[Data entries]
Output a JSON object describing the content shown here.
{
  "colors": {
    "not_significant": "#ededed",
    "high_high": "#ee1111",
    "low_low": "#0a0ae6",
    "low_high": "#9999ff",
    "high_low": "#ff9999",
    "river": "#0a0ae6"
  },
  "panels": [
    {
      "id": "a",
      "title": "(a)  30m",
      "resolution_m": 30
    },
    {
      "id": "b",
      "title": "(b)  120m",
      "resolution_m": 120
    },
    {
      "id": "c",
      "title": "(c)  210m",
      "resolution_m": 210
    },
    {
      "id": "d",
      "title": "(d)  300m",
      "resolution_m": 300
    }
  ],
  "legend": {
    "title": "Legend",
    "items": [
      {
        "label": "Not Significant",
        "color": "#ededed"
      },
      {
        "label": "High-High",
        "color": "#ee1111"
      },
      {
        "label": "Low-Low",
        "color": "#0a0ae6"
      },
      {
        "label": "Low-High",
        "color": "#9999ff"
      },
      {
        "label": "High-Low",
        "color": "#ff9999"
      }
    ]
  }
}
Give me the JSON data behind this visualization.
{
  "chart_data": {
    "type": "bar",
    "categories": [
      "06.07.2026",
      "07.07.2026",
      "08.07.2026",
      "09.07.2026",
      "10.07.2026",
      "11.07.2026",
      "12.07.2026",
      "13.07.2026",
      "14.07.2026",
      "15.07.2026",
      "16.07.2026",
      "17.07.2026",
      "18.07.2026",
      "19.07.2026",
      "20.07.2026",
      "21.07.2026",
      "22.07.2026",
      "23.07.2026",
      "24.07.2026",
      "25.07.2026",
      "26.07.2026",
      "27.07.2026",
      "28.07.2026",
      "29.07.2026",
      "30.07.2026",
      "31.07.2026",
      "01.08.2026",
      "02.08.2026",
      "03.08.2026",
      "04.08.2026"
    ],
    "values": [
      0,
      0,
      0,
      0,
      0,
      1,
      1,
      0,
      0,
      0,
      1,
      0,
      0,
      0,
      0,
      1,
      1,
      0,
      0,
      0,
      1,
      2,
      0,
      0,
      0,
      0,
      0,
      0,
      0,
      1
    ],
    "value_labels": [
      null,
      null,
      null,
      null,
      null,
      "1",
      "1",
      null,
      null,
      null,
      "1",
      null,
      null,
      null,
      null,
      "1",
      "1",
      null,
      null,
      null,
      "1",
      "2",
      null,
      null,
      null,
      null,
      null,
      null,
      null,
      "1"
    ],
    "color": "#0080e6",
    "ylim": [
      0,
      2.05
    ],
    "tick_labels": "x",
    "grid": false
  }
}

▶ **JOB**
Only the lines from the one holding "Give me the" through the end of the listing should be given again, exactly and with both ends included.

▶ **OUTPUT FOR THIS EXERCISE**
Give me the JSON data behind this visualization.
{
  "chart_data": {
    "type": "bar",
    "categories": [
      "06.07.2026",
      "07.07.2026",
      "08.07.2026",
      "09.07.2026",
      "10.07.2026",
      "11.07.2026",
      "12.07.2026",
      "13.07.2026",
      "14.07.2026",
      "15.07.2026",
      "16.07.2026",
      "17.07.2026",
      "18.07.2026",
      "19.07.2026",
      "20.07.2026",
      "21.07.2026",
      "22.07.2026",
      "23.07.2026",
      "24.07.2026",
      "25.07.2026",
      "26.07.2026",
      "27.07.2026",
      "28.07.2026",
      "29.07.2026",
      "30.07.2026",
      "31.07.2026",
      "01.08.2026",
      "02.08.2026",
      "03.08.2026",
      "04.08.2026"
    ],
    "values": [
      0,
      0,
      0,
      0,
      0,
      1,
      1,
      0,
      0,
      0,
      1,
      0,
      0,
      0,
      0,
      1,
      1,
      0,
      0,
      0,
      1,
      2,
      0,
      0,
      0,
      0,
      0,
      0,
      0,
      1
    ],
    "value_labels": [
      null,
      null,
      null,
      null,
      null,
      "1",
      "1",
      null,
      null,
      null,
      "1",
      null,
      null,
      null,
      null,
      "1",
      "1",
      null,
      null,
      null,
      "1",
      "2",
      null,
      null,
      null,
      null,
      null,
      null,
      null,
      "1"
    ],
    "color": "#0080e6",
    "ylim": [
      0,
      2.05
    ],
    "tick_labels": "x",
    "grid": false
  }
}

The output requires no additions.